> **Given task**:
Pull out each line of the records holding the string "this".

(Data listing)
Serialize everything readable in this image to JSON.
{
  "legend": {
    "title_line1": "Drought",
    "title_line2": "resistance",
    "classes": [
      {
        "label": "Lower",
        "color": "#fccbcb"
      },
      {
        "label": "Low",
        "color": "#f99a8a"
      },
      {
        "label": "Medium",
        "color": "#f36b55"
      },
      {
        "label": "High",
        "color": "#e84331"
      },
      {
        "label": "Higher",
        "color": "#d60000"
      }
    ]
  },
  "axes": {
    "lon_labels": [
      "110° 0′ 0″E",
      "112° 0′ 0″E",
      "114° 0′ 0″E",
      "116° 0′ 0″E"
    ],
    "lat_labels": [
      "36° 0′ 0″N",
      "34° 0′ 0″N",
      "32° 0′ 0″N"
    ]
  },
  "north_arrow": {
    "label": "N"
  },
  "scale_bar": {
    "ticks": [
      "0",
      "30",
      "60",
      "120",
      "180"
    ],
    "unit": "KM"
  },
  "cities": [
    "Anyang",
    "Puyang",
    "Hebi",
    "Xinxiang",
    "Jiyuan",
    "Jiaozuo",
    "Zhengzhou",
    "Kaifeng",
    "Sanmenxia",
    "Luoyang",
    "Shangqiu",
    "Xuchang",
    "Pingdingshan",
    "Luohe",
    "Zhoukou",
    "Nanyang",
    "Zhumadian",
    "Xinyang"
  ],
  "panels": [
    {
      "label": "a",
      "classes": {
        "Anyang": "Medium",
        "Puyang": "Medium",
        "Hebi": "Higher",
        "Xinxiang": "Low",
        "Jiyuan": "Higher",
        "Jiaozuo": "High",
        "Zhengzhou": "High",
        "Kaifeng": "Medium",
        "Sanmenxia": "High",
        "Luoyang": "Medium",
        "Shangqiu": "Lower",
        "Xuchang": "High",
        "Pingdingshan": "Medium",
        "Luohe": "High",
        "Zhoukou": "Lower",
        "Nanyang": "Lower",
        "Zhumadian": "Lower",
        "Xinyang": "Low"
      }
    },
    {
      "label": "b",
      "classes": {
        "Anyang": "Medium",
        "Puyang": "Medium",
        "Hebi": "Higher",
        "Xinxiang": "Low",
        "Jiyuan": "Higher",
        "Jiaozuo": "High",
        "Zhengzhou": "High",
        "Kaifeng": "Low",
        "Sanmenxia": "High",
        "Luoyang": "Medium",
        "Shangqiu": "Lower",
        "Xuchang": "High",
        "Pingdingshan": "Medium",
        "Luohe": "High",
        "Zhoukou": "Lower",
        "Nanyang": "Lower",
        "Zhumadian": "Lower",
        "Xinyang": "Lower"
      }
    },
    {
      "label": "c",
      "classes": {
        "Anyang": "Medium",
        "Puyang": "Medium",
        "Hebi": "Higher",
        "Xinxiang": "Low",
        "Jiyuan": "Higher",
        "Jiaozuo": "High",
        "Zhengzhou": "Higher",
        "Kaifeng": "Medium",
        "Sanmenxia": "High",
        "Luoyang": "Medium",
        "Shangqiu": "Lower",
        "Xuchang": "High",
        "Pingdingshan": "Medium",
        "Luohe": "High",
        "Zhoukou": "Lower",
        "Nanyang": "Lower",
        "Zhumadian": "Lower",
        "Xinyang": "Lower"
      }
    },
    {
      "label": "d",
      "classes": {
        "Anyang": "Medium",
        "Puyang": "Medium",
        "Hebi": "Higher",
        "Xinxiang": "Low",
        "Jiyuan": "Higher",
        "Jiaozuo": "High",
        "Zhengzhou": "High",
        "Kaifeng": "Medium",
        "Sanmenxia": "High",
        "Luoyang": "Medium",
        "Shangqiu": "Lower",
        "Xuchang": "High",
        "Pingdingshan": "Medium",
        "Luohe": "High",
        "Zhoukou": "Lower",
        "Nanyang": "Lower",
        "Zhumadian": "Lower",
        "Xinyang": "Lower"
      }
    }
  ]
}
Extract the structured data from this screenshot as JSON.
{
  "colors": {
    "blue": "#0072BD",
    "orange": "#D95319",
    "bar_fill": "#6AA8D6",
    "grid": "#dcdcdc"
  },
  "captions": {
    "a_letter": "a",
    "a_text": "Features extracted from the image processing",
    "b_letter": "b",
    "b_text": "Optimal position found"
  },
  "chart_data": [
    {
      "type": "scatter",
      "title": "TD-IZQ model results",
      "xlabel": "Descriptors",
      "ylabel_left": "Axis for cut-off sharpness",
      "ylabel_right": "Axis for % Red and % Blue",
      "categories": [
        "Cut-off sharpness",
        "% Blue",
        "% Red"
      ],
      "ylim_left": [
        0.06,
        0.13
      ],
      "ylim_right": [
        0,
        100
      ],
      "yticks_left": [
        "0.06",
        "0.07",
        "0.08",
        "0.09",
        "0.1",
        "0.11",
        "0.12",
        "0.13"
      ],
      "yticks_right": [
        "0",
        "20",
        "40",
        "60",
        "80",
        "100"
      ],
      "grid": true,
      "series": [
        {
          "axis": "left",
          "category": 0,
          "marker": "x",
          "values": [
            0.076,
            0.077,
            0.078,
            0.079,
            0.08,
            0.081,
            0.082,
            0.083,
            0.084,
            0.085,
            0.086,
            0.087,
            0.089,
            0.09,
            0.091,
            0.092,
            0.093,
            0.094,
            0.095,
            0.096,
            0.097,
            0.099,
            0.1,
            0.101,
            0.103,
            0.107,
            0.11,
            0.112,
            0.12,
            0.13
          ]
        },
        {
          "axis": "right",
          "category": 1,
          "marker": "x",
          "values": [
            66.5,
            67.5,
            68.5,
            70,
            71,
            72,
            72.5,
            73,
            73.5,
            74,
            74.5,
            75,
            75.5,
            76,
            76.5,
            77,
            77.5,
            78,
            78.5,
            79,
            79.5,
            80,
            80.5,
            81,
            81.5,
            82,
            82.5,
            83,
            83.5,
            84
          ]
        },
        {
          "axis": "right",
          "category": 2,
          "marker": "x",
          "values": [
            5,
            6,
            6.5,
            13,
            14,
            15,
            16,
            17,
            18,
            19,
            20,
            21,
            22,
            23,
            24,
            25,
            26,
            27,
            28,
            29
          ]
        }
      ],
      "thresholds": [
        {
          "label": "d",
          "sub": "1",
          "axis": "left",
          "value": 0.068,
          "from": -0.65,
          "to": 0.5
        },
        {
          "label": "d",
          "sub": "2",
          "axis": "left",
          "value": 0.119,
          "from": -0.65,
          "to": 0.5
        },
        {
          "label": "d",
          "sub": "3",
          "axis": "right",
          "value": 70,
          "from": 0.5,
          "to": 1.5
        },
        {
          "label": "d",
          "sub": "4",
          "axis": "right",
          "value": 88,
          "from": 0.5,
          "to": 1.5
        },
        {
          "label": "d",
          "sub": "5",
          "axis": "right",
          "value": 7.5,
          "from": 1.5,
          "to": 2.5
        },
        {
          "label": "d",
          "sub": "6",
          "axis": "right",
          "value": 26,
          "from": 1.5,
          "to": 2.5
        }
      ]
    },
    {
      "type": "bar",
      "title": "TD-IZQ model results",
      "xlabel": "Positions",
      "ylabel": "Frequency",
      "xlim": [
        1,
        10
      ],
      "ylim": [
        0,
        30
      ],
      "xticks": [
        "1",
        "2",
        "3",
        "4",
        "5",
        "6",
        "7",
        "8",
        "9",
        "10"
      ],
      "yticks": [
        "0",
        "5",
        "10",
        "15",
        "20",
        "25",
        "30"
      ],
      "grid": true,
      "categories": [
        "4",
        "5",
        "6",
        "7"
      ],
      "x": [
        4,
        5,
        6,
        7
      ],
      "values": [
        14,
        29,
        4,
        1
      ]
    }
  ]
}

> **Correct output**:
Serialize everything readable in this image to JSON.
Extract the structured data from this screenshot as JSON.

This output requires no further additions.